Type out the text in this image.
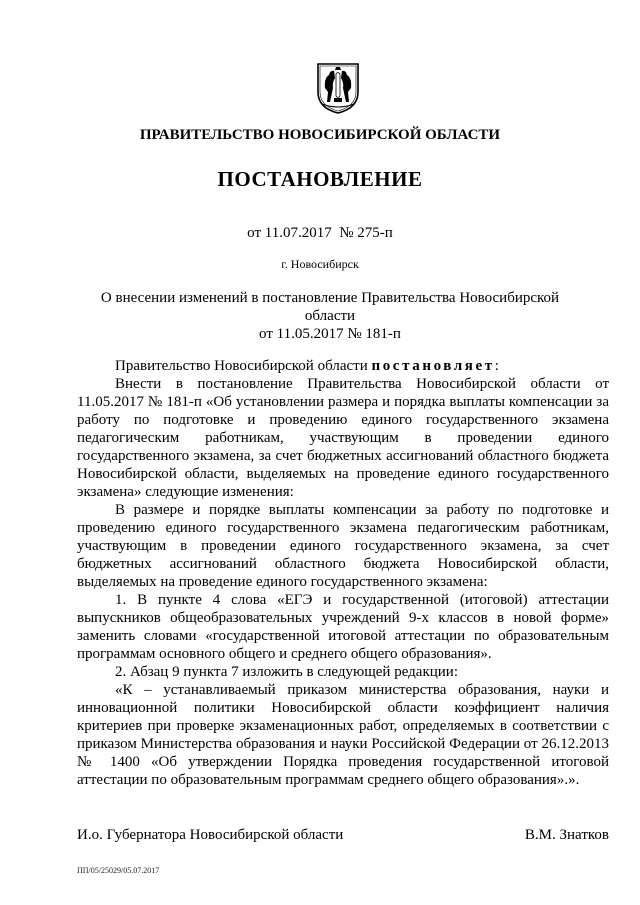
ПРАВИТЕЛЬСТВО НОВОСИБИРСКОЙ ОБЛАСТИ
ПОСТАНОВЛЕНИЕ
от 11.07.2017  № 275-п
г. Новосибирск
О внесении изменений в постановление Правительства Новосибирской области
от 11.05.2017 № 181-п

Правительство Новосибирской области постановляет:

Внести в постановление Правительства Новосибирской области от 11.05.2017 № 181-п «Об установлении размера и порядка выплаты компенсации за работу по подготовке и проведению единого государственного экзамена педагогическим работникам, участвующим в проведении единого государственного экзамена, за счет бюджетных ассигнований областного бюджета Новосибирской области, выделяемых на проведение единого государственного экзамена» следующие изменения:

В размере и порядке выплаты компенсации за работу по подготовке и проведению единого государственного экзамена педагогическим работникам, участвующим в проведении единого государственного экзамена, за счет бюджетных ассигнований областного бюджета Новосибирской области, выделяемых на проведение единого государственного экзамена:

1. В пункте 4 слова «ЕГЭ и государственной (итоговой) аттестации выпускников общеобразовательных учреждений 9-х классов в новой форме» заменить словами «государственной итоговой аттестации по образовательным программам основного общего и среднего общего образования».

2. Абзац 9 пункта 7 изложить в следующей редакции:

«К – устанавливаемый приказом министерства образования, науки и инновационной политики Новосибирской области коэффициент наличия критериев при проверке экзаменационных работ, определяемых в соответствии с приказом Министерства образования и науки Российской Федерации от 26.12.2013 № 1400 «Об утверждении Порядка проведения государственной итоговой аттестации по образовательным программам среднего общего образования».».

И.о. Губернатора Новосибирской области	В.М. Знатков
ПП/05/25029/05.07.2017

□ □ □ □

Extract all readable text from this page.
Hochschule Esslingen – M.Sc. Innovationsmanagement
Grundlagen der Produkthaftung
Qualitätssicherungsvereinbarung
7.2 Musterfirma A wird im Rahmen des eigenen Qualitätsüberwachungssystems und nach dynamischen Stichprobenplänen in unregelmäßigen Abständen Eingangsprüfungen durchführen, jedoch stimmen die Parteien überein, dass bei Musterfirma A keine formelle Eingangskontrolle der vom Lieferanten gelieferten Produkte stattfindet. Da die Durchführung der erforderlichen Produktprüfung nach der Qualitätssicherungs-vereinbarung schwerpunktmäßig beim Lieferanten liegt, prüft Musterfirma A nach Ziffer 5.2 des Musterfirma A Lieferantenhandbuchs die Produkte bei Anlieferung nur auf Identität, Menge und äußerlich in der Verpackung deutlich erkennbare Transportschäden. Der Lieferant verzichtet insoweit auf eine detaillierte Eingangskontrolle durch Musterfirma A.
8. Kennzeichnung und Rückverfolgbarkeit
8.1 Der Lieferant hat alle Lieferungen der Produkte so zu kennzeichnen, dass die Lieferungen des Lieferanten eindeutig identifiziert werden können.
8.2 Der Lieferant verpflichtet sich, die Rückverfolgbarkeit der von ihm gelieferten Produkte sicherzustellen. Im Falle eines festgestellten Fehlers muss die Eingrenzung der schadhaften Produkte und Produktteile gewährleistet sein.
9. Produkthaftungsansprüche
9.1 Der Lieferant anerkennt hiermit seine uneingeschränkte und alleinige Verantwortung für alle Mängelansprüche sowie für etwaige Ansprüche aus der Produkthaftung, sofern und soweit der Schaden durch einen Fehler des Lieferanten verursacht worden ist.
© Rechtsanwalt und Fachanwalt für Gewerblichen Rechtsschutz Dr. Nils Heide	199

□ □ □ □

▶ _Goal_:
Look through the data and show every line containing "выделяемых".

▶ _Reply to the task_:
Внести в постановление Правительства Новосибирской области от 11.05.2017 № 181-п «Об установлении размера и порядка выплаты компенсации за работу по подготовке и проведению единого государственного экзамена педагогическим работникам, участвующим в проведении единого государственного экзамена, за счет бюджетных ассигнований областного бюджета Новосибирской области, выделяемых на проведение единого государственного экзамена» следующие изменения:
В размере и порядке выплаты компенсации за работу по подготовке и проведению единого государственного экзамена педагогическим работникам, участвующим в проведении единого государственного экзамена, за счет бюджетных ассигнований областного бюджета Новосибирской области, выделяемых на проведение единого государственного экзамена:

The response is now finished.